[Dataset entries on figures]
>> start
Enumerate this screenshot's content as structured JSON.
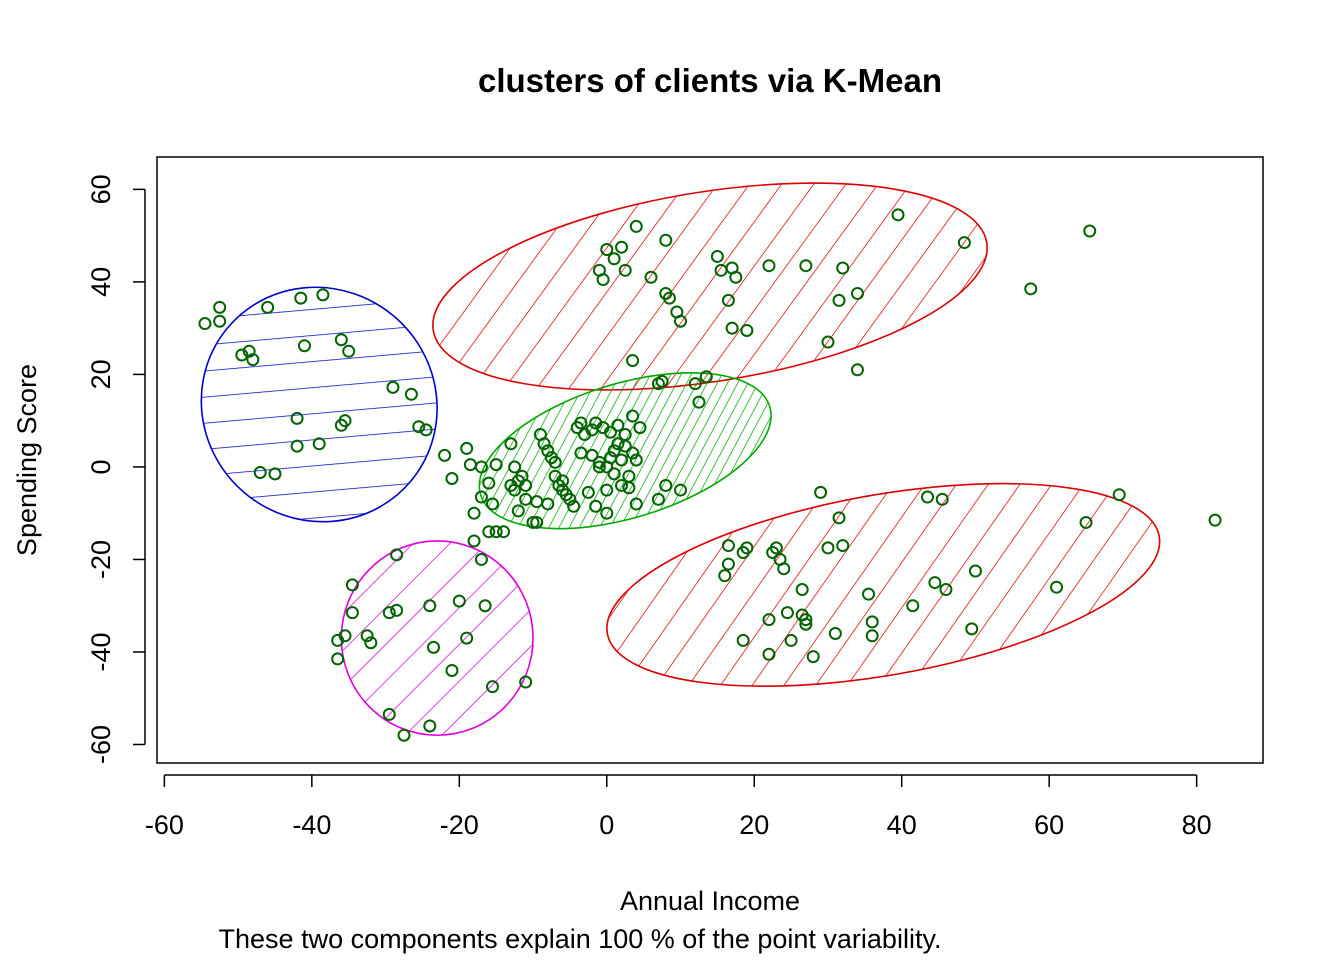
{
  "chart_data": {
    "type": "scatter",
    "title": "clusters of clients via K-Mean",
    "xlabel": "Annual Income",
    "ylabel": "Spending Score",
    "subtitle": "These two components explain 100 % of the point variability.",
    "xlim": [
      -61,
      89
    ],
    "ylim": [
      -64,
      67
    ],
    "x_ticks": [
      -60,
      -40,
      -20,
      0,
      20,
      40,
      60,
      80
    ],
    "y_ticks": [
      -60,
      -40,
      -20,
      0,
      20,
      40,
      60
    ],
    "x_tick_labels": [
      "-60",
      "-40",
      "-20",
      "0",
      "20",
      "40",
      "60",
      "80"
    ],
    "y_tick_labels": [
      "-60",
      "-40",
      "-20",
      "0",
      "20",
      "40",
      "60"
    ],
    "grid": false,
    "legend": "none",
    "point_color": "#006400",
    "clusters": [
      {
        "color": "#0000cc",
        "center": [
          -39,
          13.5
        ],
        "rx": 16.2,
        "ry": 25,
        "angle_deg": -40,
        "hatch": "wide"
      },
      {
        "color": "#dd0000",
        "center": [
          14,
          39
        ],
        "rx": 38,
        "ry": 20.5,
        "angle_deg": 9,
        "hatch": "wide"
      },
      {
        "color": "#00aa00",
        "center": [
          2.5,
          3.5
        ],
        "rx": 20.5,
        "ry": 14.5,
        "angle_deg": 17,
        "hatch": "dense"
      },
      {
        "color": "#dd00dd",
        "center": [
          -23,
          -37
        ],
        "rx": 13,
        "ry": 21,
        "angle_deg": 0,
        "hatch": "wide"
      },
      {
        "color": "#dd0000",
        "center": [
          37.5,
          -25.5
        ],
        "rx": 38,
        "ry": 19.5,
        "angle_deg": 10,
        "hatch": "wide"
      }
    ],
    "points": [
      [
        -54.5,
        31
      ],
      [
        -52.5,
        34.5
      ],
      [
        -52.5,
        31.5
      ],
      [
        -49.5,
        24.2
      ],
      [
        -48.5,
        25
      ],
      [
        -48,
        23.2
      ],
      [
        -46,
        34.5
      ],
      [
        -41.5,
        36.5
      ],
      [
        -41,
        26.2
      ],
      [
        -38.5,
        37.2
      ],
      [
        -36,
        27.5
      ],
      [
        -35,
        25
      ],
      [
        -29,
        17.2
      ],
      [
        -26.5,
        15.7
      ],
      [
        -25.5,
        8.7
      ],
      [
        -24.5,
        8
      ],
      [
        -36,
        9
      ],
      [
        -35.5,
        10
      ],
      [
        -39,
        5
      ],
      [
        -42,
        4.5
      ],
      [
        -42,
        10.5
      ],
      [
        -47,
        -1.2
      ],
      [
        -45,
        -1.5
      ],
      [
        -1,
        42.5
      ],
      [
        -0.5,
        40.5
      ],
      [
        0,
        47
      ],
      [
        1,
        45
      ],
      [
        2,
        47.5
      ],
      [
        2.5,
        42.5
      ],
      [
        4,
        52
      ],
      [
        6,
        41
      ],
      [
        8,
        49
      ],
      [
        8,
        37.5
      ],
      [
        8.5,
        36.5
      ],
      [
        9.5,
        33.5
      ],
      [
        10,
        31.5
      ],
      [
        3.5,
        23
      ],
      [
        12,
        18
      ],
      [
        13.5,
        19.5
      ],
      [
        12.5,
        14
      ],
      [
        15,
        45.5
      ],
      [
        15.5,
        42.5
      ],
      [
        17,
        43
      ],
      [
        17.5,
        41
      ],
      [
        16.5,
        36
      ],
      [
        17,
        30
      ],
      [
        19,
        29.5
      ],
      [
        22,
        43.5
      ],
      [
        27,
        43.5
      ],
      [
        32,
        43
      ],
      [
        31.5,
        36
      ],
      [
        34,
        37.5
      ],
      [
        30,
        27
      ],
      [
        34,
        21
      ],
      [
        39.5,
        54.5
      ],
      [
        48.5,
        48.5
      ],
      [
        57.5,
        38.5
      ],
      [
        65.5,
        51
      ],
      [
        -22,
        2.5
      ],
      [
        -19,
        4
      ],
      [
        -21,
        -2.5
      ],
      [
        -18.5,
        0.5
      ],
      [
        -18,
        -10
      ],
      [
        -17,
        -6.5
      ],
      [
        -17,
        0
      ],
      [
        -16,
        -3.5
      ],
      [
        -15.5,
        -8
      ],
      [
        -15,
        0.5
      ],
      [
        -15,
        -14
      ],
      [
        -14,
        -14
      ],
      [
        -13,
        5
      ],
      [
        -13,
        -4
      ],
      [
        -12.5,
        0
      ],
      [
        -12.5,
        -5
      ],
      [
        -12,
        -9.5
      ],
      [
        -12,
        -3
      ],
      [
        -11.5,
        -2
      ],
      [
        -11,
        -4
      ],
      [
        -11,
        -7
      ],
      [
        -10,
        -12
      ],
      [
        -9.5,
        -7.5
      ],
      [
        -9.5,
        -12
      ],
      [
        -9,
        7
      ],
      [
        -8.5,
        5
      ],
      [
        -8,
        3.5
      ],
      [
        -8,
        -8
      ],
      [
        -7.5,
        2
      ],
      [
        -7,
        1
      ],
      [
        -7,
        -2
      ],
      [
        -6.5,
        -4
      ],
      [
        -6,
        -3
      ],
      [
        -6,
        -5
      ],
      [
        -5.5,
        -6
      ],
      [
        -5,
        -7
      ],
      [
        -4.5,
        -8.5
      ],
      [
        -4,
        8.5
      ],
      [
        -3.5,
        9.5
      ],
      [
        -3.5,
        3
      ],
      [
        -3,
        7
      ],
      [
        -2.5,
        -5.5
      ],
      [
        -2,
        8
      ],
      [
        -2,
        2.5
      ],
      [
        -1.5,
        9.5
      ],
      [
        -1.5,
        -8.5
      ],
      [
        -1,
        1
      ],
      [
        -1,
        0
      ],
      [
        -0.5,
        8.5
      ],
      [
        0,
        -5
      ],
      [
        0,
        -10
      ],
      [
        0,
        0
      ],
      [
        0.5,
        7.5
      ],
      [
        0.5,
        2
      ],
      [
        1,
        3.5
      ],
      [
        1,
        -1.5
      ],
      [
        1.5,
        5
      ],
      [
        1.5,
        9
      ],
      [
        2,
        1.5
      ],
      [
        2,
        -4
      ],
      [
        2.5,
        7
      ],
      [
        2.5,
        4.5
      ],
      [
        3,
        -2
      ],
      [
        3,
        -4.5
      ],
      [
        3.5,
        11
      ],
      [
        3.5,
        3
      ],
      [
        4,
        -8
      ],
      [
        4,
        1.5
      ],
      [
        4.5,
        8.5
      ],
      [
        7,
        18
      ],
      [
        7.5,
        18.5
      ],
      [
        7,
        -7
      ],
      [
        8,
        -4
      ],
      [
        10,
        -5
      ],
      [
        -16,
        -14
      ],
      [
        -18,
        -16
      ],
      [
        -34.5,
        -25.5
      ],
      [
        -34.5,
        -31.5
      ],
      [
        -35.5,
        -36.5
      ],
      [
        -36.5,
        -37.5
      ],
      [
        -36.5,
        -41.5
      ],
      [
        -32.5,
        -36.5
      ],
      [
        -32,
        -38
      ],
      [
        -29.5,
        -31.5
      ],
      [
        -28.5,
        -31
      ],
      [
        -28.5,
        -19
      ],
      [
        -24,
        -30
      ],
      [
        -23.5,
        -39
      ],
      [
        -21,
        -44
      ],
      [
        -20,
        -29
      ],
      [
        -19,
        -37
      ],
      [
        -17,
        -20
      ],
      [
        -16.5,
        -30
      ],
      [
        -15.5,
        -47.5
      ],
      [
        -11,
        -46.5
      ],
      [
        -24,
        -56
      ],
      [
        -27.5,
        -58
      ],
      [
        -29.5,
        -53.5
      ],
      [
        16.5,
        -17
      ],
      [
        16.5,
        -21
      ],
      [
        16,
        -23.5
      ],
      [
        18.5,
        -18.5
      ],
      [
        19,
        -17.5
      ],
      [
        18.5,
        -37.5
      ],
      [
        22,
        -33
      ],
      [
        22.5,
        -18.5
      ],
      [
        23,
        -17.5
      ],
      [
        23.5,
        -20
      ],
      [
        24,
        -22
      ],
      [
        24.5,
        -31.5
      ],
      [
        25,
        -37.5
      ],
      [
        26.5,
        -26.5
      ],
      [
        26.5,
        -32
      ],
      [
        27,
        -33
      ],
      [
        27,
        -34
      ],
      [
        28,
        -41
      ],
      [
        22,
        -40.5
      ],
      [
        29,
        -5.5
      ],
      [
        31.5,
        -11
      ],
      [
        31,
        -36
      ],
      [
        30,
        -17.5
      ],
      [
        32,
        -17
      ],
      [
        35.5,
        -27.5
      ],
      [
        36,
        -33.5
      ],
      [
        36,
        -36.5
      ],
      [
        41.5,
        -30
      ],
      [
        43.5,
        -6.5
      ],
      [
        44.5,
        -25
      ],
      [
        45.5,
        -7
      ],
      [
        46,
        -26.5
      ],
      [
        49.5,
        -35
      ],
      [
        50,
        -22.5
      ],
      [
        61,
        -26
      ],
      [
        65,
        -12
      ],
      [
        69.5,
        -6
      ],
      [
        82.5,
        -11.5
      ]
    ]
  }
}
>> end
>> start
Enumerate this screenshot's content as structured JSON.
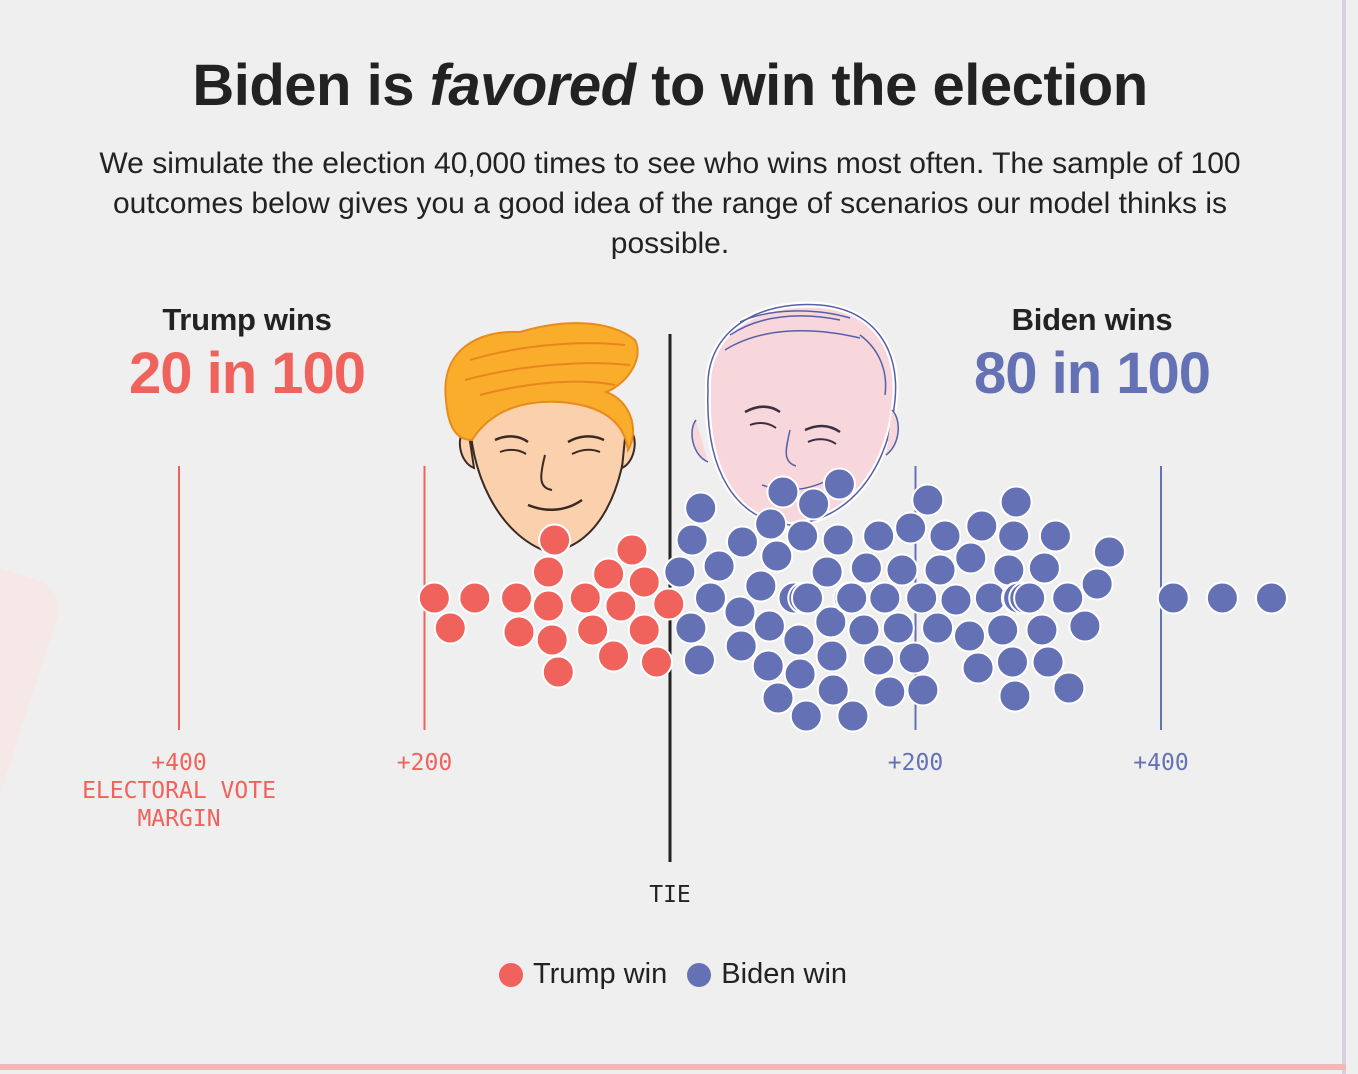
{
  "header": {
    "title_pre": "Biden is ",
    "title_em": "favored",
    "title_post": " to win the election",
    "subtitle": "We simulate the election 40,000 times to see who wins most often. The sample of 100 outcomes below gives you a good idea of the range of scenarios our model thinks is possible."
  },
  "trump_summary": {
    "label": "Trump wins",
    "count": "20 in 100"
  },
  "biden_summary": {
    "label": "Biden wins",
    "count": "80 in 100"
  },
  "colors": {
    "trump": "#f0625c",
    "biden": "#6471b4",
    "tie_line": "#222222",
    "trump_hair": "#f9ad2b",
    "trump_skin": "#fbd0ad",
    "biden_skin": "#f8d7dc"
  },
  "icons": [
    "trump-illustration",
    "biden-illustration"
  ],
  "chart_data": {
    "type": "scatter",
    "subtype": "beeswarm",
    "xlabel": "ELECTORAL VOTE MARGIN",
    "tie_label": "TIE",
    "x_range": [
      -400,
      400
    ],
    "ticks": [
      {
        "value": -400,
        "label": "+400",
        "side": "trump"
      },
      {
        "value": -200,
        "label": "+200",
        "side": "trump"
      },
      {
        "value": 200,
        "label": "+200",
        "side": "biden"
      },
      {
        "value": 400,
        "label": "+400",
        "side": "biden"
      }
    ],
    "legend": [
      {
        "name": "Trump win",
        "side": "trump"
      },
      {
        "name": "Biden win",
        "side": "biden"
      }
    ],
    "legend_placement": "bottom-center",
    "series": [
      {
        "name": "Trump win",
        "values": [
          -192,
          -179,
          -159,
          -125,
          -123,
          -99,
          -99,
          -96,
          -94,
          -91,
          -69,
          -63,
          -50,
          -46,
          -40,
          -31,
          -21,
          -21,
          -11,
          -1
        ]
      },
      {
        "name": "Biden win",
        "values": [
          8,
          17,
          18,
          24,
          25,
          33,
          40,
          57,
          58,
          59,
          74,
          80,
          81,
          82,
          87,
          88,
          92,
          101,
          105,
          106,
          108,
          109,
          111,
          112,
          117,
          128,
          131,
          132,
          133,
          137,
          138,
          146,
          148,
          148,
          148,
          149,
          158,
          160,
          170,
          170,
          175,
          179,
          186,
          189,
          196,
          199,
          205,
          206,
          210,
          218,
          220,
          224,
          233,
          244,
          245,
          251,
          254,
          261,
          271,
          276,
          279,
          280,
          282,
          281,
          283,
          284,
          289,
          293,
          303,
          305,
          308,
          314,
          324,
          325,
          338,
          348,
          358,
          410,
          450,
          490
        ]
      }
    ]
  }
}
>> end
>> start
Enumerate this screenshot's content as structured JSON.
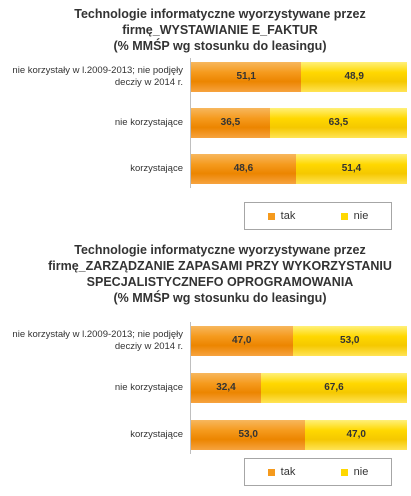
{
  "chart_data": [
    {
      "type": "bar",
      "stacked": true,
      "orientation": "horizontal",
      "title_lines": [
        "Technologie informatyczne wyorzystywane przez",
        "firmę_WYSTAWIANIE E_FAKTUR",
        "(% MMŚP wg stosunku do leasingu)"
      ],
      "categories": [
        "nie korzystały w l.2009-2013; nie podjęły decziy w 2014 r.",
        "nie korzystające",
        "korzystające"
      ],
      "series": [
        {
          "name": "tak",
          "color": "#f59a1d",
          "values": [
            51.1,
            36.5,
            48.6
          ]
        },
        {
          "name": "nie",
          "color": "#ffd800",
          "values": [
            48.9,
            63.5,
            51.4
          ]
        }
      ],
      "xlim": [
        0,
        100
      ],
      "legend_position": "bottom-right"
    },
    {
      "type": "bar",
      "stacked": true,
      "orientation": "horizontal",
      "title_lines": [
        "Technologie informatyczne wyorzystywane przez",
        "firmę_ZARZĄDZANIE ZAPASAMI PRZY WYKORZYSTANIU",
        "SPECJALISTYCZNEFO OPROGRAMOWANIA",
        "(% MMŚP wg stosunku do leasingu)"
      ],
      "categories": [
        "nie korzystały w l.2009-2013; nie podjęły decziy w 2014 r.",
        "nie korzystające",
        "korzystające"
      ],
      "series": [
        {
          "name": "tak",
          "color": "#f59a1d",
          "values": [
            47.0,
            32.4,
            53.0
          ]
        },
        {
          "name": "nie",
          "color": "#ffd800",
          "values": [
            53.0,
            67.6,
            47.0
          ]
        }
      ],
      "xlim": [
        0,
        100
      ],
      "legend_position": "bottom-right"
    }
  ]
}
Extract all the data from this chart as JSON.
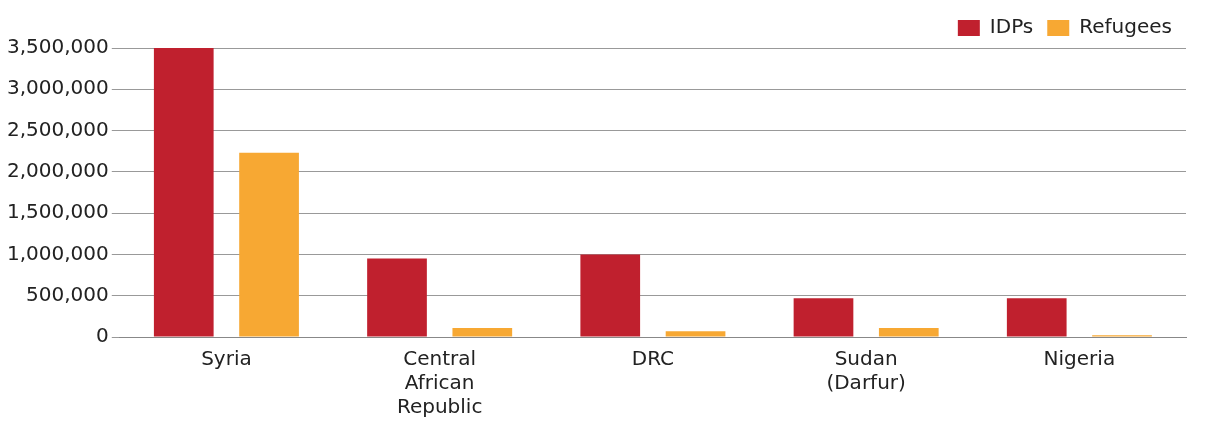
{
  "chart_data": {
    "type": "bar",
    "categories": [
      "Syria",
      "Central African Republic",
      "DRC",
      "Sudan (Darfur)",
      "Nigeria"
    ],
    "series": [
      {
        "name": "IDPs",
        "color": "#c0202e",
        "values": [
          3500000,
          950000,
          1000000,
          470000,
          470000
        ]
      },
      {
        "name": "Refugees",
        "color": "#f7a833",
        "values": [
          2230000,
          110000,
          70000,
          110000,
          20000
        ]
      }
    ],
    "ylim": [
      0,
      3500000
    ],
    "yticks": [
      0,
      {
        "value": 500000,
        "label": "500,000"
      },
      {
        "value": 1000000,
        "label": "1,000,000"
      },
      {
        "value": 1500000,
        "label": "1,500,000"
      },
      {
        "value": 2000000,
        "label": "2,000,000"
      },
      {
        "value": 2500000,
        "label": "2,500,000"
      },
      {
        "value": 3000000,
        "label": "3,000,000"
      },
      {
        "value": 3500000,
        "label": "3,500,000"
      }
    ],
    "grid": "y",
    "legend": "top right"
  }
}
>> end
## YOUR TASK
Of the lines in the material, how many hold the word "illustration"? Reply with the number only.

## WRITTEN REPLY
2